>> Start Records shown
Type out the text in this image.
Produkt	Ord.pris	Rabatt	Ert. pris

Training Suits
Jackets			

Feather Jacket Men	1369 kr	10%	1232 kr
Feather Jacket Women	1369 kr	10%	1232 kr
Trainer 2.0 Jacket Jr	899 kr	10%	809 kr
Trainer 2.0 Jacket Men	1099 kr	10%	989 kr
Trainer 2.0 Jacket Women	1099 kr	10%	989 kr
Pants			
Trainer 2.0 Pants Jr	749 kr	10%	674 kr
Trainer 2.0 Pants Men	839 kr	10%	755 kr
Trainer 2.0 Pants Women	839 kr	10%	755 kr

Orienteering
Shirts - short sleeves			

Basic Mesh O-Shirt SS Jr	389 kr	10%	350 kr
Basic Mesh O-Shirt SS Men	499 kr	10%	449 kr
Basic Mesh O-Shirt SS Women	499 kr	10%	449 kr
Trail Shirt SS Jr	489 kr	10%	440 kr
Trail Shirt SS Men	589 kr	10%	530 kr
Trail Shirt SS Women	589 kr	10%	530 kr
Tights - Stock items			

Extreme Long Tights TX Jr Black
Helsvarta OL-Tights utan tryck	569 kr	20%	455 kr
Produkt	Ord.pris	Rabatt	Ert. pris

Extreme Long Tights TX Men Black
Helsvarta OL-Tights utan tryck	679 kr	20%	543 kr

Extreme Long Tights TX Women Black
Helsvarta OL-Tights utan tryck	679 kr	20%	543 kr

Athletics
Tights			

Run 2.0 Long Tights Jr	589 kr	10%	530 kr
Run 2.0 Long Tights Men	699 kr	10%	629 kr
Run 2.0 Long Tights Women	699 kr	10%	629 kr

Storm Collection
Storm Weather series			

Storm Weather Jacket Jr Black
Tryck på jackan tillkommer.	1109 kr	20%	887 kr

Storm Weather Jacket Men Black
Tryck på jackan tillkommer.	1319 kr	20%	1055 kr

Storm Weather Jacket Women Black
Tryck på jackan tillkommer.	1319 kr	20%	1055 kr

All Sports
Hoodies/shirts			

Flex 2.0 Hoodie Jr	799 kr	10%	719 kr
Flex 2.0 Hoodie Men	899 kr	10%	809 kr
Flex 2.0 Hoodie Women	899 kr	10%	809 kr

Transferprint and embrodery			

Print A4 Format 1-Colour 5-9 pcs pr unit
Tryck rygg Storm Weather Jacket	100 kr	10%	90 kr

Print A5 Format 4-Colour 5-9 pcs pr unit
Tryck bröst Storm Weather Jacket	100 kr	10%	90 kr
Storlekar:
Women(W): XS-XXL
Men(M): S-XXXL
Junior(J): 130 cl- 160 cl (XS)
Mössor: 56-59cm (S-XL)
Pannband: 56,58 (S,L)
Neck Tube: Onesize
>> End Records shown
Directive: Your task is to give the records above again, exactly.

Solution to this exercise:
Type out the text in this image.
Produkt	Ord.pris	Rabatt	Ert. pris

Training Suits
Jackets			

Feather Jacket Men	1369 kr	10%	1232 kr
Feather Jacket Women	1369 kr	10%	1232 kr
Trainer 2.0 Jacket Jr	899 kr	10%	809 kr
Trainer 2.0 Jacket Men	1099 kr	10%	989 kr
Trainer 2.0 Jacket Women	1099 kr	10%	989 kr
Pants			
Trainer 2.0 Pants Jr	749 kr	10%	674 kr
Trainer 2.0 Pants Men	839 kr	10%	755 kr
Trainer 2.0 Pants Women	839 kr	10%	755 kr

Orienteering
Shirts - short sleeves			

Basic Mesh O-Shirt SS Jr	389 kr	10%	350 kr
Basic Mesh O-Shirt SS Men	499 kr	10%	449 kr
Basic Mesh O-Shirt SS Women	499 kr	10%	449 kr
Trail Shirt SS Jr	489 kr	10%	440 kr
Trail Shirt SS Men	589 kr	10%	530 kr
Trail Shirt SS Women	589 kr	10%	530 kr
Tights - Stock items			

Extreme Long Tights TX Jr Black
Helsvarta OL-Tights utan tryck	569 kr	20%	455 kr
Produkt	Ord.pris	Rabatt	Ert. pris

Extreme Long Tights TX Men Black
Helsvarta OL-Tights utan tryck	679 kr	20%	543 kr

Extreme Long Tights TX Women Black
Helsvarta OL-Tights utan tryck	679 kr	20%	543 kr

Athletics
Tights			

Run 2.0 Long Tights Jr	589 kr	10%	530 kr
Run 2.0 Long Tights Men	699 kr	10%	629 kr
Run 2.0 Long Tights Women	699 kr	10%	629 kr

Storm Collection
Storm Weather series			

Storm Weather Jacket Jr Black
Tryck på jackan tillkommer.	1109 kr	20%	887 kr

Storm Weather Jacket Men Black
Tryck på jackan tillkommer.	1319 kr	20%	1055 kr

Storm Weather Jacket Women Black
Tryck på jackan tillkommer.	1319 kr	20%	1055 kr

All Sports
Hoodies/shirts			

Flex 2.0 Hoodie Jr	799 kr	10%	719 kr
Flex 2.0 Hoodie Men	899 kr	10%	809 kr
Flex 2.0 Hoodie Women	899 kr	10%	809 kr

Transferprint and embrodery			

Print A4 Format 1-Colour 5-9 pcs pr unit
Tryck rygg Storm Weather Jacket	100 kr	10%	90 kr

Print A5 Format 4-Colour 5-9 pcs pr unit
Tryck bröst Storm Weather Jacket	100 kr	10%	90 kr
Storlekar:
Women(W): XS-XXL
Men(M): S-XXXL
Junior(J): 130 cl- 160 cl (XS)
Mössor: 56-59cm (S-XL)
Pannband: 56,58 (S,L)
Neck Tube: Onesize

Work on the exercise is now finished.